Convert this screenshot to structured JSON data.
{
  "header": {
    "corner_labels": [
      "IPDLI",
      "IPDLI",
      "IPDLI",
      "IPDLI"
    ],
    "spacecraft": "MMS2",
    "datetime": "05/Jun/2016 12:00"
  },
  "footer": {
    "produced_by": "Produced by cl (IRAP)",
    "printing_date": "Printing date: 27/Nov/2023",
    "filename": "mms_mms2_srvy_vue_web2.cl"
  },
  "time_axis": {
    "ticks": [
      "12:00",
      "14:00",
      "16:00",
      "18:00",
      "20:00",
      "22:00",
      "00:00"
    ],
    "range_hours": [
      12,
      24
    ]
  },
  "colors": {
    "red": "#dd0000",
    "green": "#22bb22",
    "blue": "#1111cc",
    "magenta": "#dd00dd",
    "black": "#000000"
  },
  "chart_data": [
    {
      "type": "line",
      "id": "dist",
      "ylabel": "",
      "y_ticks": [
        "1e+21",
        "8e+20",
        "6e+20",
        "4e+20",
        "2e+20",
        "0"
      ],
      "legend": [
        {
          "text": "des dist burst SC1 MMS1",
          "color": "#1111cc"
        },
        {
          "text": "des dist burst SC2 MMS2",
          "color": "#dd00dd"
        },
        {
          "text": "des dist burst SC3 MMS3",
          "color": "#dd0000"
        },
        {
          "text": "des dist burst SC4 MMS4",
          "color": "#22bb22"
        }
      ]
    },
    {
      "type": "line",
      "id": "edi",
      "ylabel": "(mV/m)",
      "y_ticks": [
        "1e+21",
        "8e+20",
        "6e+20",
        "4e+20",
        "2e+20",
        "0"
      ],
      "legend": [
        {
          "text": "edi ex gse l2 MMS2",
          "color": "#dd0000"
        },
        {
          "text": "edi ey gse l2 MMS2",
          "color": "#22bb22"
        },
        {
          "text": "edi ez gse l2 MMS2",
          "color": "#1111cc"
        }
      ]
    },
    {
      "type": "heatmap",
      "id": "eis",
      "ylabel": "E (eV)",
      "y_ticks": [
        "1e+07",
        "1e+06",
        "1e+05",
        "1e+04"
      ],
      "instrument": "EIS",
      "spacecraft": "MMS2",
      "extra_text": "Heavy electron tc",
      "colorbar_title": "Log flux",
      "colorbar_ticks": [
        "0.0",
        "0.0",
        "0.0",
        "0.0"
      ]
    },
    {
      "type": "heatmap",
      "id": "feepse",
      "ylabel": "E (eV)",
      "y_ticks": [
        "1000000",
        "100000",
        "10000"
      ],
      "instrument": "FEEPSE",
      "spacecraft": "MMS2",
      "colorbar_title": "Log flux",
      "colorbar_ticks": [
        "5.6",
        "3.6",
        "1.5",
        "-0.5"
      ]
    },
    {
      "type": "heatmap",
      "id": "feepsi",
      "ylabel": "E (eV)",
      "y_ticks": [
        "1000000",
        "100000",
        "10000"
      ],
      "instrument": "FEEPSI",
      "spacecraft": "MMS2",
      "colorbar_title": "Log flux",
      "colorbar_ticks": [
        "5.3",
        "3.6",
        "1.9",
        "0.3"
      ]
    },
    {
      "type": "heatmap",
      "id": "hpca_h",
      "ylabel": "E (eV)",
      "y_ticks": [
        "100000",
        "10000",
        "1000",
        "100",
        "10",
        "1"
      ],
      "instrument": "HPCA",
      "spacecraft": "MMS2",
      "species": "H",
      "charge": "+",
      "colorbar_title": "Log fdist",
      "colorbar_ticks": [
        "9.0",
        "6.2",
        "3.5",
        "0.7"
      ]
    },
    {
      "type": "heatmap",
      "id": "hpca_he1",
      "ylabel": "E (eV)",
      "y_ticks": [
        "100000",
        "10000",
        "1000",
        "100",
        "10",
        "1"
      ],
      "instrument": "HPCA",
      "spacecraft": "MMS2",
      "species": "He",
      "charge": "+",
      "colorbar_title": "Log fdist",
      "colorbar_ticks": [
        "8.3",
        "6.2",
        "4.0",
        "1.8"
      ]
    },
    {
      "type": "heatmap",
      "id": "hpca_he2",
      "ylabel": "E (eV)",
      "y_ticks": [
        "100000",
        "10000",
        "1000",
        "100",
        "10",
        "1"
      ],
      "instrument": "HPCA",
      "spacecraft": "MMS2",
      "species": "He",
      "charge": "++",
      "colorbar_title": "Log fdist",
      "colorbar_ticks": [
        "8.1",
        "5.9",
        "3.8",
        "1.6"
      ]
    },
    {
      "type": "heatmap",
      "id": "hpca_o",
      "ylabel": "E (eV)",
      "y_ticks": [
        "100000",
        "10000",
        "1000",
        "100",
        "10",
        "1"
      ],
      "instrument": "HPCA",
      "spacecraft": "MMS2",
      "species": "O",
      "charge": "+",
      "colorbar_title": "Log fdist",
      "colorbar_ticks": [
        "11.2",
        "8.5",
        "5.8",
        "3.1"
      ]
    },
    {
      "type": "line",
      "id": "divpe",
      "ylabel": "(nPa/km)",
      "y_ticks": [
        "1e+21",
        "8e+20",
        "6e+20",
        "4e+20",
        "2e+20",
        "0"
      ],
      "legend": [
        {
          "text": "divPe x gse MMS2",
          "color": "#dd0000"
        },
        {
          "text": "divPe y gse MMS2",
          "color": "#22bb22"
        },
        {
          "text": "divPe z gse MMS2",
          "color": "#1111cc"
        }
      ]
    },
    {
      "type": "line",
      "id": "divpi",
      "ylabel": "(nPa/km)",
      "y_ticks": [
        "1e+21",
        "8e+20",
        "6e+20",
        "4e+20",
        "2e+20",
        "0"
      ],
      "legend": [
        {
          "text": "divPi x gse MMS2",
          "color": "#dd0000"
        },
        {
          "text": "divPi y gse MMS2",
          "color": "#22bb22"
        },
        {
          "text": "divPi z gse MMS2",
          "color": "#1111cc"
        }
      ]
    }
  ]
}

-- -- --

## CHALLENGE
Write out every line from the records above, word for word.

## THE SOLUTION
Convert this screenshot to structured JSON data.
{
  "header": {
    "corner_labels": [
      "IPDLI",
      "IPDLI",
      "IPDLI",
      "IPDLI"
    ],
    "spacecraft": "MMS2",
    "datetime": "05/Jun/2016 12:00"
  },
  "footer": {
    "produced_by": "Produced by cl (IRAP)",
    "printing_date": "Printing date: 27/Nov/2023",
    "filename": "mms_mms2_srvy_vue_web2.cl"
  },
  "time_axis": {
    "ticks": [
      "12:00",
      "14:00",
      "16:00",
      "18:00",
      "20:00",
      "22:00",
      "00:00"
    ],
    "range_hours": [
      12,
      24
    ]
  },
  "colors": {
    "red": "#dd0000",
    "green": "#22bb22",
    "blue": "#1111cc",
    "magenta": "#dd00dd",
    "black": "#000000"
  },
  "chart_data": [
    {
      "type": "line",
      "id": "dist",
      "ylabel": "",
      "y_ticks": [
        "1e+21",
        "8e+20",
        "6e+20",
        "4e+20",
        "2e+20",
        "0"
      ],
      "legend": [
        {
          "text": "des dist burst SC1 MMS1",
          "color": "#1111cc"
        },
        {
          "text": "des dist burst SC2 MMS2",
          "color": "#dd00dd"
        },
        {
          "text": "des dist burst SC3 MMS3",
          "color": "#dd0000"
        },
        {
          "text": "des dist burst SC4 MMS4",
          "color": "#22bb22"
        }
      ]
    },
    {
      "type": "line",
      "id": "edi",
      "ylabel": "(mV/m)",
      "y_ticks": [
        "1e+21",
        "8e+20",
        "6e+20",
        "4e+20",
        "2e+20",
        "0"
      ],
      "legend": [
        {
          "text": "edi ex gse l2 MMS2",
          "color": "#dd0000"
        },
        {
          "text": "edi ey gse l2 MMS2",
          "color": "#22bb22"
        },
        {
          "text": "edi ez gse l2 MMS2",
          "color": "#1111cc"
        }
      ]
    },
    {
      "type": "heatmap",
      "id": "eis",
      "ylabel": "E (eV)",
      "y_ticks": [
        "1e+07",
        "1e+06",
        "1e+05",
        "1e+04"
      ],
      "instrument": "EIS",
      "spacecraft": "MMS2",
      "extra_text": "Heavy electron tc",
      "colorbar_title": "Log flux",
      "colorbar_ticks": [
        "0.0",
        "0.0",
        "0.0",
        "0.0"
      ]
    },
    {
      "type": "heatmap",
      "id": "feepse",
      "ylabel": "E (eV)",
      "y_ticks": [
        "1000000",
        "100000",
        "10000"
      ],
      "instrument": "FEEPSE",
      "spacecraft": "MMS2",
      "colorbar_title": "Log flux",
      "colorbar_ticks": [
        "5.6",
        "3.6",
        "1.5",
        "-0.5"
      ]
    },
    {
      "type": "heatmap",
      "id": "feepsi",
      "ylabel": "E (eV)",
      "y_ticks": [
        "1000000",
        "100000",
        "10000"
      ],
      "instrument": "FEEPSI",
      "spacecraft": "MMS2",
      "colorbar_title": "Log flux",
      "colorbar_ticks": [
        "5.3",
        "3.6",
        "1.9",
        "0.3"
      ]
    },
    {
      "type": "heatmap",
      "id": "hpca_h",
      "ylabel": "E (eV)",
      "y_ticks": [
        "100000",
        "10000",
        "1000",
        "100",
        "10",
        "1"
      ],
      "instrument": "HPCA",
      "spacecraft": "MMS2",
      "species": "H",
      "charge": "+",
      "colorbar_title": "Log fdist",
      "colorbar_ticks": [
        "9.0",
        "6.2",
        "3.5",
        "0.7"
      ]
    },
    {
      "type": "heatmap",
      "id": "hpca_he1",
      "ylabel": "E (eV)",
      "y_ticks": [
        "100000",
        "10000",
        "1000",
        "100",
        "10",
        "1"
      ],
      "instrument": "HPCA",
      "spacecraft": "MMS2",
      "species": "He",
      "charge": "+",
      "colorbar_title": "Log fdist",
      "colorbar_ticks": [
        "8.3",
        "6.2",
        "4.0",
        "1.8"
      ]
    },
    {
      "type": "heatmap",
      "id": "hpca_he2",
      "ylabel": "E (eV)",
      "y_ticks": [
        "100000",
        "10000",
        "1000",
        "100",
        "10",
        "1"
      ],
      "instrument": "HPCA",
      "spacecraft": "MMS2",
      "species": "He",
      "charge": "++",
      "colorbar_title": "Log fdist",
      "colorbar_ticks": [
        "8.1",
        "5.9",
        "3.8",
        "1.6"
      ]
    },
    {
      "type": "heatmap",
      "id": "hpca_o",
      "ylabel": "E (eV)",
      "y_ticks": [
        "100000",
        "10000",
        "1000",
        "100",
        "10",
        "1"
      ],
      "instrument": "HPCA",
      "spacecraft": "MMS2",
      "species": "O",
      "charge": "+",
      "colorbar_title": "Log fdist",
      "colorbar_ticks": [
        "11.2",
        "8.5",
        "5.8",
        "3.1"
      ]
    },
    {
      "type": "line",
      "id": "divpe",
      "ylabel": "(nPa/km)",
      "y_ticks": [
        "1e+21",
        "8e+20",
        "6e+20",
        "4e+20",
        "2e+20",
        "0"
      ],
      "legend": [
        {
          "text": "divPe x gse MMS2",
          "color": "#dd0000"
        },
        {
          "text": "divPe y gse MMS2",
          "color": "#22bb22"
        },
        {
          "text": "divPe z gse MMS2",
          "color": "#1111cc"
        }
      ]
    },
    {
      "type": "line",
      "id": "divpi",
      "ylabel": "(nPa/km)",
      "y_ticks": [
        "1e+21",
        "8e+20",
        "6e+20",
        "4e+20",
        "2e+20",
        "0"
      ],
      "legend": [
        {
          "text": "divPi x gse MMS2",
          "color": "#dd0000"
        },
        {
          "text": "divPi y gse MMS2",
          "color": "#22bb22"
        },
        {
          "text": "divPi z gse MMS2",
          "color": "#1111cc"
        }
      ]
    }
  ]
}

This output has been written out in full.